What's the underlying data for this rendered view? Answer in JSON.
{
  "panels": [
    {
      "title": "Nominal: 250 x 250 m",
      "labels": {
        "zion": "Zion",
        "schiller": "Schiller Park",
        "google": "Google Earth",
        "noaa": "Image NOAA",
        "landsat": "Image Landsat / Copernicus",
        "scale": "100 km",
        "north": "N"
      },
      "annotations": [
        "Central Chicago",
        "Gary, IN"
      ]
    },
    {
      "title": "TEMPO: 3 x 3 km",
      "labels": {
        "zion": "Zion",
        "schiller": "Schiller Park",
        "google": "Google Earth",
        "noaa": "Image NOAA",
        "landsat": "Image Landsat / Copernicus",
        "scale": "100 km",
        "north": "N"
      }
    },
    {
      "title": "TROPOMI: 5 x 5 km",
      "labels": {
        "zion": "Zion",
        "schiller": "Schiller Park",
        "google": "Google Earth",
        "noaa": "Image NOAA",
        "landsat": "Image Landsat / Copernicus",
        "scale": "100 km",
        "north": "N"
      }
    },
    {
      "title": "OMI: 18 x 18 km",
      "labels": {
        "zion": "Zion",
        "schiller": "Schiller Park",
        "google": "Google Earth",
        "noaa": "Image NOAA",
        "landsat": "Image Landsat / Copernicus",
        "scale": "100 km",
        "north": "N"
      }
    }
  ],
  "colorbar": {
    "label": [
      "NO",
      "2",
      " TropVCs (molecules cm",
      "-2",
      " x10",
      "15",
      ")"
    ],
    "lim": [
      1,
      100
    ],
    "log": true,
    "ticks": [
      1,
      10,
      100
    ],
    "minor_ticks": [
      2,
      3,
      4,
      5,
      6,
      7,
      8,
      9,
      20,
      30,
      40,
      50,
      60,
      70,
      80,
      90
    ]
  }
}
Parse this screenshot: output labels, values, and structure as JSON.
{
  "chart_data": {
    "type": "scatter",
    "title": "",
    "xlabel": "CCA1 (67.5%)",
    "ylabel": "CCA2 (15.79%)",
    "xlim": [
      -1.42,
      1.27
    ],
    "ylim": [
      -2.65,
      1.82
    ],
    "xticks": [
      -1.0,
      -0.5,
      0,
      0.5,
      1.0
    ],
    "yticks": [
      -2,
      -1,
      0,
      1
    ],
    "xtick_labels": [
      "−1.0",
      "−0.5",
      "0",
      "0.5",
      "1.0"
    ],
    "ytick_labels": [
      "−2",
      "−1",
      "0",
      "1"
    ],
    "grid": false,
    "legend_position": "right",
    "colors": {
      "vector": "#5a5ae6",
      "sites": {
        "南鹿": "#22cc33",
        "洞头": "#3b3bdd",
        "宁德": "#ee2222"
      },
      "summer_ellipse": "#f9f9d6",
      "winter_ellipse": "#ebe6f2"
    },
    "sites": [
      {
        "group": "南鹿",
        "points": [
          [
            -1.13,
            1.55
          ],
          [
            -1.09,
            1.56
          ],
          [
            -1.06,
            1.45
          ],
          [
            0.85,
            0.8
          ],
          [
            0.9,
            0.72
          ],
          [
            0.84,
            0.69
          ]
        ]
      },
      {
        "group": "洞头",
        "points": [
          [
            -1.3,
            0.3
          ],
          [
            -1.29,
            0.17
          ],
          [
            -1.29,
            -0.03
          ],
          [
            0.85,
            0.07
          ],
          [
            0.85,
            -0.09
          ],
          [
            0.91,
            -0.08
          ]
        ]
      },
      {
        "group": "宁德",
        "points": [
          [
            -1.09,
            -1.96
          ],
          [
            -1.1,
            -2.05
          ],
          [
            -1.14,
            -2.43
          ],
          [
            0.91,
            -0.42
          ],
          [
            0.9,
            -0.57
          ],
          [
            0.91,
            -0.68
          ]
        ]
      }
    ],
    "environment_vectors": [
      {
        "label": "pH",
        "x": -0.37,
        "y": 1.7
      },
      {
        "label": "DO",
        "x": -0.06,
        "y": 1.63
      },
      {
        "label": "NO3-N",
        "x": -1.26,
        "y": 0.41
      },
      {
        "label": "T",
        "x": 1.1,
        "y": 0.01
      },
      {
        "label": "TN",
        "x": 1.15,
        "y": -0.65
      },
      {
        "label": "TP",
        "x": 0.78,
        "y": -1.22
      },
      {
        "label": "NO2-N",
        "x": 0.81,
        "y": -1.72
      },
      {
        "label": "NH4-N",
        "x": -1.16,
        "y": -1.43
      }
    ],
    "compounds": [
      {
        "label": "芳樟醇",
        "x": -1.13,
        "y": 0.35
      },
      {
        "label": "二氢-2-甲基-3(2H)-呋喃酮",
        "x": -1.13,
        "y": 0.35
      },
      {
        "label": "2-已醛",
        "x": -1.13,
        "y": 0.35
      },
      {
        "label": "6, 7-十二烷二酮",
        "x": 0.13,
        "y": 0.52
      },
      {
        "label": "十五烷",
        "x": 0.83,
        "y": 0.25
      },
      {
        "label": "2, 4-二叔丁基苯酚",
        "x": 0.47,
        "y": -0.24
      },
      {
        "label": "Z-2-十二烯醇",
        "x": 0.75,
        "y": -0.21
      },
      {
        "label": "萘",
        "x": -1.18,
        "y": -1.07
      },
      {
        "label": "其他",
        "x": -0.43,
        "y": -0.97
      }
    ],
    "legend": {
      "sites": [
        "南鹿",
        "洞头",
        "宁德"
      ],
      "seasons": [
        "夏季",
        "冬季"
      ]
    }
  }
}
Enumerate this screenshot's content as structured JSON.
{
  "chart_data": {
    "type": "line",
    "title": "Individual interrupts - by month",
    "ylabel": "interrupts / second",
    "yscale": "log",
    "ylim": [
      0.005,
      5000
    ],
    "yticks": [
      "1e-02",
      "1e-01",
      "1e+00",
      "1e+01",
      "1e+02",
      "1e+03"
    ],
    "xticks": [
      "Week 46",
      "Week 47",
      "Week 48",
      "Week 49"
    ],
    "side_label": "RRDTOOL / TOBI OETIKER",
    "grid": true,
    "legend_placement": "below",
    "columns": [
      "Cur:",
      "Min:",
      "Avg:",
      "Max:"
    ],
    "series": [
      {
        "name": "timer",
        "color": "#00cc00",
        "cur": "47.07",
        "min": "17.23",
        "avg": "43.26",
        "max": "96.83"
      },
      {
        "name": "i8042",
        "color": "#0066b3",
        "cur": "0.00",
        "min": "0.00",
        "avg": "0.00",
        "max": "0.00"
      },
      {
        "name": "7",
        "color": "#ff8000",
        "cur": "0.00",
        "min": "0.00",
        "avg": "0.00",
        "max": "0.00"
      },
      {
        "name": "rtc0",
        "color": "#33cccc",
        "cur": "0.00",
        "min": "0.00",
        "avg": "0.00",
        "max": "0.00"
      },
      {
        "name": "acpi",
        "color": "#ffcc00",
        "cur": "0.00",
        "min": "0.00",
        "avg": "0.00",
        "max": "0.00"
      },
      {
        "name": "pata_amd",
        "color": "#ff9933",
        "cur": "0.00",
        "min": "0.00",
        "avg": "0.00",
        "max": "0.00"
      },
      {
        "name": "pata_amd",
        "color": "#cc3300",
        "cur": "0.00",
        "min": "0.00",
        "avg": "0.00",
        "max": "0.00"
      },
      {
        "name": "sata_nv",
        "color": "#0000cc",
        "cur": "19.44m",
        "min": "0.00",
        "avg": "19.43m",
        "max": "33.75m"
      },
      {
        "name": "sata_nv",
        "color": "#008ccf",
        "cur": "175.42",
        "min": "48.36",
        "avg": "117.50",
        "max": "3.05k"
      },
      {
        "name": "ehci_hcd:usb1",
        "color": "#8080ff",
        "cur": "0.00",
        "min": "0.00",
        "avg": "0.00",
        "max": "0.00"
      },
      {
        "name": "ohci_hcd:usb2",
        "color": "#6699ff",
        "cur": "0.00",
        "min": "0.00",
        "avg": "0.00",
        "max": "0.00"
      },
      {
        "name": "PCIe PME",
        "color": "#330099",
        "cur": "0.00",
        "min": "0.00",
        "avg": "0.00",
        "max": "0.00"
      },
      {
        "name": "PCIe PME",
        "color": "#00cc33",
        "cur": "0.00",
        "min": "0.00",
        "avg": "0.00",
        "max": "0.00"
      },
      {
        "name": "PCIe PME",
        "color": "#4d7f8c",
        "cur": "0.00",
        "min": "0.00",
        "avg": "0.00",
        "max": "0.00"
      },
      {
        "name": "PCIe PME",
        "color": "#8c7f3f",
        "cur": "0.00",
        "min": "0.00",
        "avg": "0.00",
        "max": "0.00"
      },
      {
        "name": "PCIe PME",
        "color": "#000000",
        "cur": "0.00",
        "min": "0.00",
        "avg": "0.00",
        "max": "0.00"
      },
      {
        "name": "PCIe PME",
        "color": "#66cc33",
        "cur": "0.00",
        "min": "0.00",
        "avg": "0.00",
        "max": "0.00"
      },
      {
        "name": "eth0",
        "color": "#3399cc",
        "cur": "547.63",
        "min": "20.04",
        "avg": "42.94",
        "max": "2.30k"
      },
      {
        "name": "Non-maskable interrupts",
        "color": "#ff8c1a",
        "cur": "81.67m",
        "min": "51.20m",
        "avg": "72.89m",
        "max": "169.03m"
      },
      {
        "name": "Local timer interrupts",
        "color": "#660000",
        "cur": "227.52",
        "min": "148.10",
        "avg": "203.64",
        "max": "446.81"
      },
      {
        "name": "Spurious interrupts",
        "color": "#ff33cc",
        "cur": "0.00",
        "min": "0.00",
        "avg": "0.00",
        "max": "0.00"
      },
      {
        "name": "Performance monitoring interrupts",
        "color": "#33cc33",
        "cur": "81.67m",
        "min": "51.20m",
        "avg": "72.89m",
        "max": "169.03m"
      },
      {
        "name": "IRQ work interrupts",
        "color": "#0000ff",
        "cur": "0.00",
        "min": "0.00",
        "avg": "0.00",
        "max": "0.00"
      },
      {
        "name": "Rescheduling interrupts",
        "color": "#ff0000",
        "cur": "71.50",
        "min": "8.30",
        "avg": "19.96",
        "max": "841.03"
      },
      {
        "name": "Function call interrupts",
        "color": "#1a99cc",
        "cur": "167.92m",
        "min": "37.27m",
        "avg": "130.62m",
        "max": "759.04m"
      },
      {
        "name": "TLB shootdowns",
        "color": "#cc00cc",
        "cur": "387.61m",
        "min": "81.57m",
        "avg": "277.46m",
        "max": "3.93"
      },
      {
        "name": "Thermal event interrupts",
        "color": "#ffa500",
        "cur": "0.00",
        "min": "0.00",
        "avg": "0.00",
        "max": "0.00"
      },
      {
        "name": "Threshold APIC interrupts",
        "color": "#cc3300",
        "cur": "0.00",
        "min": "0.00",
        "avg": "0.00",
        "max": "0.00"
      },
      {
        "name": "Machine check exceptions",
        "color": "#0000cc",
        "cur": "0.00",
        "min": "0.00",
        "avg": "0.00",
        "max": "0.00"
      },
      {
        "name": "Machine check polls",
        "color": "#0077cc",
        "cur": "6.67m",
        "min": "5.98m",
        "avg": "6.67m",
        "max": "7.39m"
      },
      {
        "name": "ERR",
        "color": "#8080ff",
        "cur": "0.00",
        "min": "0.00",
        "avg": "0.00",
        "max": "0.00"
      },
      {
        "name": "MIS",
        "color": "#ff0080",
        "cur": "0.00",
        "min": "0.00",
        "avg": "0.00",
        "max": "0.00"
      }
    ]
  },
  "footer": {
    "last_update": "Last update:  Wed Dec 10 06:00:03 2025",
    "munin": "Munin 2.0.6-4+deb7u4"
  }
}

:::::

**Instructions for the task**
Which lines include "this"? Copy each of them out.

**Response**
What's the underlying data for this rendered view? Answer in JSON.
Parse this screenshot: output labels, values, and structure as JSON.
Enumerate this screenshot's content as structured JSON.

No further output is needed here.